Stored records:
*****

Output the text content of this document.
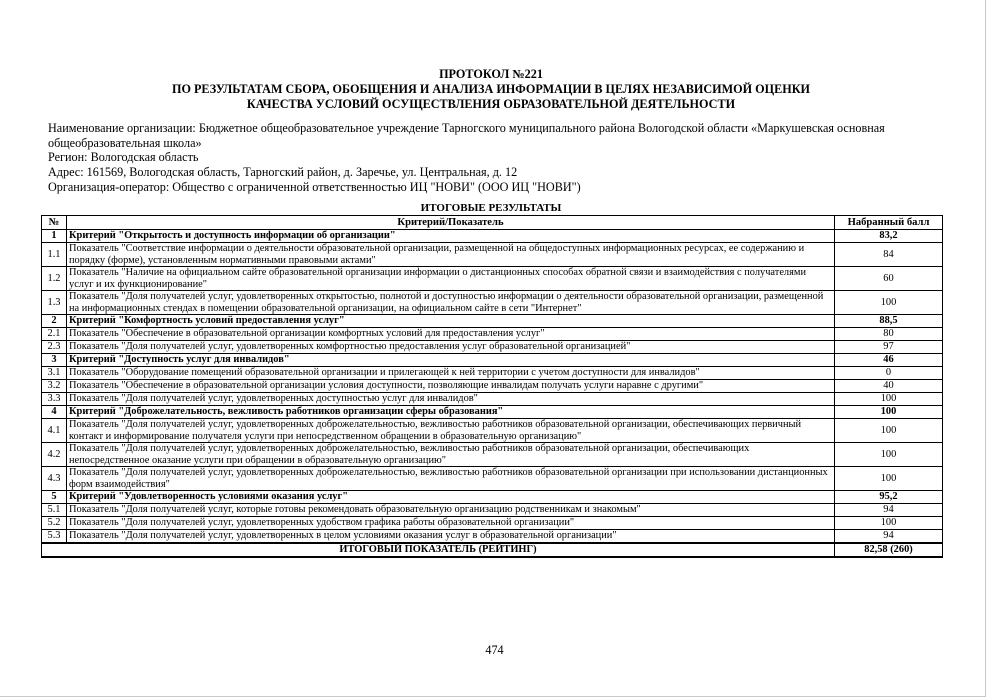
ПРОТОКОЛ №221
ПО РЕЗУЛЬТАТАМ СБОРА, ОБОБЩЕНИЯ И АНАЛИЗА ИНФОРМАЦИИ В ЦЕЛЯХ НЕЗАВИСИМОЙ ОЦЕНКИ
КАЧЕСТВА УСЛОВИЙ ОСУЩЕСТВЛЕНИЯ ОБРАЗОВАТЕЛЬНОЙ ДЕЯТЕЛЬНОСТИ
Наименование организации: Бюджетное общеобразовательное учреждение Тарногского муниципального района Вологодской области «Маркушевская основная общеобразовательная школа»
Регион: Вологодская область
Адрес: 161569, Вологодская область, Тарногский район, д. Заречье, ул. Центральная, д. 12
Организация-оператор: Общество с ограниченной ответственностью ИЦ "НОВИ" (ООО ИЦ "НОВИ")
ИТОГОВЫЕ РЕЗУЛЬТАТЫ
№	Критерий/Показатель	Набранный балл
1	Критерий "Открытость и доступность информации об организации"	83,2
1.1	Показатель "Соответствие информации о деятельности образовательной организации, размещенной на общедоступных информационных ресурсах, ее содержанию и порядку (форме), установленным нормативными правовыми актами"	84
1.2	Показатель "Наличие на официальном сайте образовательной организации информации о дистанционных способах обратной связи и взаимодействия с получателями услуг и их функционирование"	60
1.3	Показатель "Доля получателей услуг, удовлетворенных открытостью, полнотой и доступностью информации о деятельности образовательной организации, размещенной на информационных стендах в помещении образовательной организации, на официальном сайте в сети "Интернет"	100
2	Критерий "Комфортность условий предоставления услуг"	88,5
2.1	Показатель "Обеспечение в образовательной организации комфортных условий для предоставления услуг"	80
2.3	Показатель "Доля получателей услуг, удовлетворенных комфортностью предоставления услуг образовательной организацией"	97
3	Критерий "Доступность услуг для инвалидов"	46
3.1	Показатель "Оборудование помещений образовательной организации и прилегающей к ней территории с учетом доступности для инвалидов"	0
3.2	Показатель "Обеспечение в образовательной организации условия доступности, позволяющие инвалидам получать услуги наравне с другими"	40
3.3	Показатель "Доля получателей услуг, удовлетворенных доступностью услуг для инвалидов"	100
4	Критерий "Доброжелательность, вежливость работников организации сферы образования"	100
4.1	Показатель "Доля получателей услуг, удовлетворенных доброжелательностью, вежливостью работников образовательной организации, обеспечивающих первичный контакт и информирование получателя услуги при непосредственном обращении в образовательную организацию"	100
4.2	Показатель "Доля получателей услуг, удовлетворенных доброжелательностью, вежливостью работников образовательной организации, обеспечивающих непосредственное оказание услуги при обращении в образовательную организацию"	100
4.3	Показатель "Доля получателей услуг, удовлетворенных доброжелательностью, вежливостью работников образовательной организации при использовании дистанционных форм взаимодействия"	100
5	Критерий "Удовлетворенность условиями оказания услуг"	95,2
5.1	Показатель "Доля получателей услуг, которые готовы рекомендовать образовательную организацию родственникам и знакомым"	94
5.2	Показатель "Доля получателей услуг, удовлетворенных удобством графика работы образовательной организации"	100
5.3	Показатель "Доля получателей услуг, удовлетворенных в целом условиями оказания услуг в образовательной организации"	94
ИТОГОВЫЙ ПОКАЗАТЕЛЬ (РЕЙТИНГ)		82,58 (260)
474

*****

* _STATED GOAL_
Collect the lines of the records that include the string "Критерий".

* _RESPONSE BELOW_
№	Критерий/Показатель	Набранный балл
1	Критерий "Открытость и доступность информации об организации"	83,2
2	Критерий "Комфортность условий предоставления услуг"	88,5
3	Критерий "Доступность услуг для инвалидов"	46
4	Критерий "Доброжелательность, вежливость работников организации сферы образования"	100
5	Критерий "Удовлетворенность условиями оказания услуг"	95,2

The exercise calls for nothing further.